→ What you have to do: Review the listing and copy each line that holds the word "gelopen".

Saved data entries:
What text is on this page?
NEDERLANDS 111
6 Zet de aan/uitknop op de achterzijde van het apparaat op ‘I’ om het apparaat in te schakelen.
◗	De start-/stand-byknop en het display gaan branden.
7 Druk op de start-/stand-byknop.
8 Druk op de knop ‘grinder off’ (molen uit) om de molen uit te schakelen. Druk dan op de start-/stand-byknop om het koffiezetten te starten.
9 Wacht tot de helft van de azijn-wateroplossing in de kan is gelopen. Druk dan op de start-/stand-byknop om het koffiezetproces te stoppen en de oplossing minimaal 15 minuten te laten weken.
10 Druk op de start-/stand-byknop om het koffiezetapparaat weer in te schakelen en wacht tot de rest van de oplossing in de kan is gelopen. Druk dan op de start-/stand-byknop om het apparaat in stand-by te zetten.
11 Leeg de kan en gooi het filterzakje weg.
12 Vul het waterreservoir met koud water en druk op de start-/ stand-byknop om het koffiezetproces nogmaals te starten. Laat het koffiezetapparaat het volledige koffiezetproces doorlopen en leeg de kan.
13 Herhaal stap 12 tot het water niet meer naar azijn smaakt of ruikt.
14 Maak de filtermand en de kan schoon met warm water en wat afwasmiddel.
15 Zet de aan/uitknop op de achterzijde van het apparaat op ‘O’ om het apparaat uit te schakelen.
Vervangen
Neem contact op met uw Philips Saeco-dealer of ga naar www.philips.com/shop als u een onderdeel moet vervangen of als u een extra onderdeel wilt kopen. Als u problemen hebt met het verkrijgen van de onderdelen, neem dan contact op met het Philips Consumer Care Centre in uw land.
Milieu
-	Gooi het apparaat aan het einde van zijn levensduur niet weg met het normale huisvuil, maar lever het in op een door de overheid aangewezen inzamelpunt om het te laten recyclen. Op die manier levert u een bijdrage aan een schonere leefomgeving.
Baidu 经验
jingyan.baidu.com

→ Response to this exercise:
9 Wacht tot de helft van de azijn-wateroplossing in de kan is gelopen. Druk dan op de start-/stand-byknop om het koffiezetproces te stoppen en de oplossing minimaal 15 minuten te laten weken.
10 Druk op de start-/stand-byknop om het koffiezetapparaat weer in te schakelen en wacht tot de rest van de oplossing in de kan is gelopen. Druk dan op de start-/stand-byknop om het apparaat in stand-by te zetten.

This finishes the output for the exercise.